Copy every line, leaving nothing out and adding nothing.

→ **Stored records**:
-- Begin --
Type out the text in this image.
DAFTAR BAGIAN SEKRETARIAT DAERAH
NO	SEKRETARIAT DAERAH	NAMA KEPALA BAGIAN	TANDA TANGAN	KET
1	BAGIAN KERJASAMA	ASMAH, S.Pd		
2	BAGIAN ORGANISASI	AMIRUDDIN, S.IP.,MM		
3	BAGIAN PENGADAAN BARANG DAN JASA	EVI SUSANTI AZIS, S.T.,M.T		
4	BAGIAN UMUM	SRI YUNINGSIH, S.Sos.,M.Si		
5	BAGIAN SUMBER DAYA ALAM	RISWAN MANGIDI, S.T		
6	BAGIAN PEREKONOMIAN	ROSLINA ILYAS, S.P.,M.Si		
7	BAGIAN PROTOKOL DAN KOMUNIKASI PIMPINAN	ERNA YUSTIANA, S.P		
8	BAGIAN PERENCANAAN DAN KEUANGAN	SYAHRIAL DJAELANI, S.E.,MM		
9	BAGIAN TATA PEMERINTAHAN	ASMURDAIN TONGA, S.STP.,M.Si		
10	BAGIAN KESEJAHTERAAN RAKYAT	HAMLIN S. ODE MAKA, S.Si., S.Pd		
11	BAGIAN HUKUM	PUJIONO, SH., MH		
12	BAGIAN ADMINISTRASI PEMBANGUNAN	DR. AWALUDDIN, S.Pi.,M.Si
-- End --
→ **Expected answer**:
Type out the text in this image.
DAFTAR BAGIAN SEKRETARIAT DAERAH
NO	SEKRETARIAT DAERAH	NAMA KEPALA BAGIAN	TANDA TANGAN	KET
1	BAGIAN KERJASAMA	ASMAH, S.Pd		
2	BAGIAN ORGANISASI	AMIRUDDIN, S.IP.,MM		
3	BAGIAN PENGADAAN BARANG DAN JASA	EVI SUSANTI AZIS, S.T.,M.T		
4	BAGIAN UMUM	SRI YUNINGSIH, S.Sos.,M.Si		
5	BAGIAN SUMBER DAYA ALAM	RISWAN MANGIDI, S.T		
6	BAGIAN PEREKONOMIAN	ROSLINA ILYAS, S.P.,M.Si		
7	BAGIAN PROTOKOL DAN KOMUNIKASI PIMPINAN	ERNA YUSTIANA, S.P		
8	BAGIAN PERENCANAAN DAN KEUANGAN	SYAHRIAL DJAELANI, S.E.,MM		
9	BAGIAN TATA PEMERINTAHAN	ASMURDAIN TONGA, S.STP.,M.Si		
10	BAGIAN KESEJAHTERAAN RAKYAT	HAMLIN S. ODE MAKA, S.Si., S.Pd		
11	BAGIAN HUKUM	PUJIONO, SH., MH		
12	BAGIAN ADMINISTRASI PEMBANGUNAN	DR. AWALUDDIN, S.Pi.,M.Si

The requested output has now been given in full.